- Required work:
Search the records for "Michigan". Copy every line where it appears.
= = = = = = =
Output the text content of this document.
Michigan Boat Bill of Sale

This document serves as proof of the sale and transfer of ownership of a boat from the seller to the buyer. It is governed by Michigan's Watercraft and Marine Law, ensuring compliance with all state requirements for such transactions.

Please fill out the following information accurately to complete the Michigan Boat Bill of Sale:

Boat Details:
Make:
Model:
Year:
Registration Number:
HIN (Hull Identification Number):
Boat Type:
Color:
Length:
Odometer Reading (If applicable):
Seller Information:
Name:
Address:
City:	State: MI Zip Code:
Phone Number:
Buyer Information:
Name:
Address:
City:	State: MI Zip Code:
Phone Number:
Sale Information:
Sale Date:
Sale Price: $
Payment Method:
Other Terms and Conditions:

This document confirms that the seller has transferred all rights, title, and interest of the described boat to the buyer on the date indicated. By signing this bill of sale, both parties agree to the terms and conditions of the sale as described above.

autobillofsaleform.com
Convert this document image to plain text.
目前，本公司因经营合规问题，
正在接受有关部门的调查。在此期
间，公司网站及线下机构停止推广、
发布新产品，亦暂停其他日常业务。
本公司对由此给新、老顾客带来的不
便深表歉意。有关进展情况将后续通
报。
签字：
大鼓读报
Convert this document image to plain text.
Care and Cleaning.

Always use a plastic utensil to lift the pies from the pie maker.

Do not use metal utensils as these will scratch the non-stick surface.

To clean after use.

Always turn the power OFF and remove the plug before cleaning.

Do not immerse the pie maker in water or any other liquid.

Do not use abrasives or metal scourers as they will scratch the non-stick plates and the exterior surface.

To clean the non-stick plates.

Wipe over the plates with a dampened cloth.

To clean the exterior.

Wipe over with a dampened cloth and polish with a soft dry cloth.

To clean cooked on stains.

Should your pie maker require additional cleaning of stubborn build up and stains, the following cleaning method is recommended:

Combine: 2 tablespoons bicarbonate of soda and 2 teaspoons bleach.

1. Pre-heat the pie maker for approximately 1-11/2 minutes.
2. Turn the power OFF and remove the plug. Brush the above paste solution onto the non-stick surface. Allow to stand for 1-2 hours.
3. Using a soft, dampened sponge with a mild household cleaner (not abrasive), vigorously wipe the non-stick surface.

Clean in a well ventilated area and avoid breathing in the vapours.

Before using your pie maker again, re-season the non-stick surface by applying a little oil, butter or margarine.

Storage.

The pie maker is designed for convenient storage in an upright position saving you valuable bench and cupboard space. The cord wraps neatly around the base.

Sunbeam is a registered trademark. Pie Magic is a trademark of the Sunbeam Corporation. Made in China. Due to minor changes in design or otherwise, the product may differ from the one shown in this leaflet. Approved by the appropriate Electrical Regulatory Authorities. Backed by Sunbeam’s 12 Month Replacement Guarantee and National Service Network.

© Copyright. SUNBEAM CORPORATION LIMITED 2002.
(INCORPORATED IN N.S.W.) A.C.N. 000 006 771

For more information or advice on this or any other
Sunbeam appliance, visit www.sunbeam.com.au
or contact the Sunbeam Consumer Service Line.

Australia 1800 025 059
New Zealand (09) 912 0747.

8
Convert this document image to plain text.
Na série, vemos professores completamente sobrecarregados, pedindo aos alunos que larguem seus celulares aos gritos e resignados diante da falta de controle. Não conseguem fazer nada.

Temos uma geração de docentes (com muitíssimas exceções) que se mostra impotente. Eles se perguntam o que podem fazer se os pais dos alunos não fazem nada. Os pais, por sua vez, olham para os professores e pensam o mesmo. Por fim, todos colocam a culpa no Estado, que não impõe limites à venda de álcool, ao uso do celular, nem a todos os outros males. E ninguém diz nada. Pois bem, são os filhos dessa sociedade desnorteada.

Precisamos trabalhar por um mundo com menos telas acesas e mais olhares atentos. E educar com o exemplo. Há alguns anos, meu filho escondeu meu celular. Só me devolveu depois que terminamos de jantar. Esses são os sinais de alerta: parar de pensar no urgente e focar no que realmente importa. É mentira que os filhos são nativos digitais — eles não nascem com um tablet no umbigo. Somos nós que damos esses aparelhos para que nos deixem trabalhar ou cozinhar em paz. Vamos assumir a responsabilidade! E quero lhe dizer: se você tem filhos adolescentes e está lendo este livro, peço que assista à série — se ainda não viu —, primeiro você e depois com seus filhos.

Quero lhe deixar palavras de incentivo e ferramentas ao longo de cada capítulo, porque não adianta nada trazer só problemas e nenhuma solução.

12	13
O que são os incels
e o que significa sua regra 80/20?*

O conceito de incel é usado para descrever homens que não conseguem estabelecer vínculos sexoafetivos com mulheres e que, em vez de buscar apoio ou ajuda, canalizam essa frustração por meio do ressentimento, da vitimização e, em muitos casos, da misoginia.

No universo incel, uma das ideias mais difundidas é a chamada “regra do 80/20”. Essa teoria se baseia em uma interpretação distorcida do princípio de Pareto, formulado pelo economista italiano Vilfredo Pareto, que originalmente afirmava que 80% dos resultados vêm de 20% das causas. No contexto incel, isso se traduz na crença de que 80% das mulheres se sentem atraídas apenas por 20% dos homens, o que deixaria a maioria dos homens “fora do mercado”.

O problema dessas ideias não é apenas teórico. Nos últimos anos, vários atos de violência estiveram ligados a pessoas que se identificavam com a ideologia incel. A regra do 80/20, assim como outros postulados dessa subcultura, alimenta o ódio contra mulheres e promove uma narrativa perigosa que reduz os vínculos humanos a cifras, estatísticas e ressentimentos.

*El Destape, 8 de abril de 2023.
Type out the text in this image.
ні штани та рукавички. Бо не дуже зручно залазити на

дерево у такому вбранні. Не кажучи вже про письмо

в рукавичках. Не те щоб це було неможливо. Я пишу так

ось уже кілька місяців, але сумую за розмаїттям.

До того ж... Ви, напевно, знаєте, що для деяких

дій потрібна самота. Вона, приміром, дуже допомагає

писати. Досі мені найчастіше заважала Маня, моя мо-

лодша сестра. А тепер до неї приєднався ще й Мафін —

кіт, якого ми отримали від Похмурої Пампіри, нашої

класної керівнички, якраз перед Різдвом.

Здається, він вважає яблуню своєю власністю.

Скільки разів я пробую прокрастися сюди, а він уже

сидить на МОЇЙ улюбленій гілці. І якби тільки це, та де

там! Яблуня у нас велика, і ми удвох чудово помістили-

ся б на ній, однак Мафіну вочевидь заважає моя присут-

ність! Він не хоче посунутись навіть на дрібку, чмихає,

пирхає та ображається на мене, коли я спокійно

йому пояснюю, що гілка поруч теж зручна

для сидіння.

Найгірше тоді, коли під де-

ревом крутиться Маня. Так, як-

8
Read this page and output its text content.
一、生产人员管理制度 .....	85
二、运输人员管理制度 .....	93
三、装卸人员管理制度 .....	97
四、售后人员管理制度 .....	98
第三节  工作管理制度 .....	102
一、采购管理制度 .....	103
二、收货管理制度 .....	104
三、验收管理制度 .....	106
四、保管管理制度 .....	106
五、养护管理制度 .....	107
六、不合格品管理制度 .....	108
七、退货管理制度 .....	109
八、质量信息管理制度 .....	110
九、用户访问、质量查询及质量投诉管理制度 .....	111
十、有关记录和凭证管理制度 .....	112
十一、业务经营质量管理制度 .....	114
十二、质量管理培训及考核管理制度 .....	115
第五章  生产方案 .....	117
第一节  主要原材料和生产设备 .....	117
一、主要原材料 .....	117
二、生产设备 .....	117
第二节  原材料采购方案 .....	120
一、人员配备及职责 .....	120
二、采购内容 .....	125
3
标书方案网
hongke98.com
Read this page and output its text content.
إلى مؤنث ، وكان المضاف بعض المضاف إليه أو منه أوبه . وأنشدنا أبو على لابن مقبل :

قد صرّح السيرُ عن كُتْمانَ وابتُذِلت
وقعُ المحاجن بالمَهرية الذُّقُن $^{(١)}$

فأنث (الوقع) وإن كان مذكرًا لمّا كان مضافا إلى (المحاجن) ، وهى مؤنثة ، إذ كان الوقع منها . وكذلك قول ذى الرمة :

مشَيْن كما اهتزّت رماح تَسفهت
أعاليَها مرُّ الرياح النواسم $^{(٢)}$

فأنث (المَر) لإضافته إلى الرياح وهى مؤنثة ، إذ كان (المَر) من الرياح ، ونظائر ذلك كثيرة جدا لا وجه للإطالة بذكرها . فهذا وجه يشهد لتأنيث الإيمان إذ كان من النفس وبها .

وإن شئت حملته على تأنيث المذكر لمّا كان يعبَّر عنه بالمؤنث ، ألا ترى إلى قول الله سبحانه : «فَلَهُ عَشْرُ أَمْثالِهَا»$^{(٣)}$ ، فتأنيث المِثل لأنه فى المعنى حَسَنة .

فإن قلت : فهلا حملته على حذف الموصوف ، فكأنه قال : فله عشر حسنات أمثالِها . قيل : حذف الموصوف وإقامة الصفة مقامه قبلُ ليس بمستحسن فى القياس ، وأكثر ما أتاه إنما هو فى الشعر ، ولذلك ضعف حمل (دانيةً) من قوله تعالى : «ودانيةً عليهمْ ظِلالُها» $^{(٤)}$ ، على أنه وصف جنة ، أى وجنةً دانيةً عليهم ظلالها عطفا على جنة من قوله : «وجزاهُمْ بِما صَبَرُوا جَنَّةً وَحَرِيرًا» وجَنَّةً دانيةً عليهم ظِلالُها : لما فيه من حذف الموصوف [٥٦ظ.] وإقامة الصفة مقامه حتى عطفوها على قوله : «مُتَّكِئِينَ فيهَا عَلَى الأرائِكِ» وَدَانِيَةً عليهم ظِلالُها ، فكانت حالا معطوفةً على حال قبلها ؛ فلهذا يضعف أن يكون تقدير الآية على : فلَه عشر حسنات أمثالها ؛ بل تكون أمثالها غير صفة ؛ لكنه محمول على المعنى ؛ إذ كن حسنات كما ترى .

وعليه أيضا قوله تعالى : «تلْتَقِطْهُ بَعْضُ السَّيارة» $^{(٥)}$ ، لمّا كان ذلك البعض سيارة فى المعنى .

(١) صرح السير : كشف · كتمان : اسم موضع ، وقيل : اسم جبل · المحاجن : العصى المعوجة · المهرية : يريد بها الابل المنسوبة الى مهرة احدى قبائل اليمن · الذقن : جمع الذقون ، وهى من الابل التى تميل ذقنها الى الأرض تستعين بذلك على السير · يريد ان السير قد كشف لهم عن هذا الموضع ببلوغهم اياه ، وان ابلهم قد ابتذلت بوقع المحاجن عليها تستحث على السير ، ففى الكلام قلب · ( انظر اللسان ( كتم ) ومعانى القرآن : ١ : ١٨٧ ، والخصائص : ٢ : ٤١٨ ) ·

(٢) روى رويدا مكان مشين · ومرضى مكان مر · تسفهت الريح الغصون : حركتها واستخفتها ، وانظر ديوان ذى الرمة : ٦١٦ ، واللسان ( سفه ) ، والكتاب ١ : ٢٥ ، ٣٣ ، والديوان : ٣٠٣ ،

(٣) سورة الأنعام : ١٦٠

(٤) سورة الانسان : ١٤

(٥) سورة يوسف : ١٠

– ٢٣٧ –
= = = = = = =
- Answer to the problem:
Michigan Boat Bill of Sale
This document serves as proof of the sale and transfer of ownership of a boat from the seller to the buyer. It is governed by Michigan's Watercraft and Marine Law, ensuring compliance with all state requirements for such transactions.
Please fill out the following information accurately to complete the Michigan Boat Bill of Sale:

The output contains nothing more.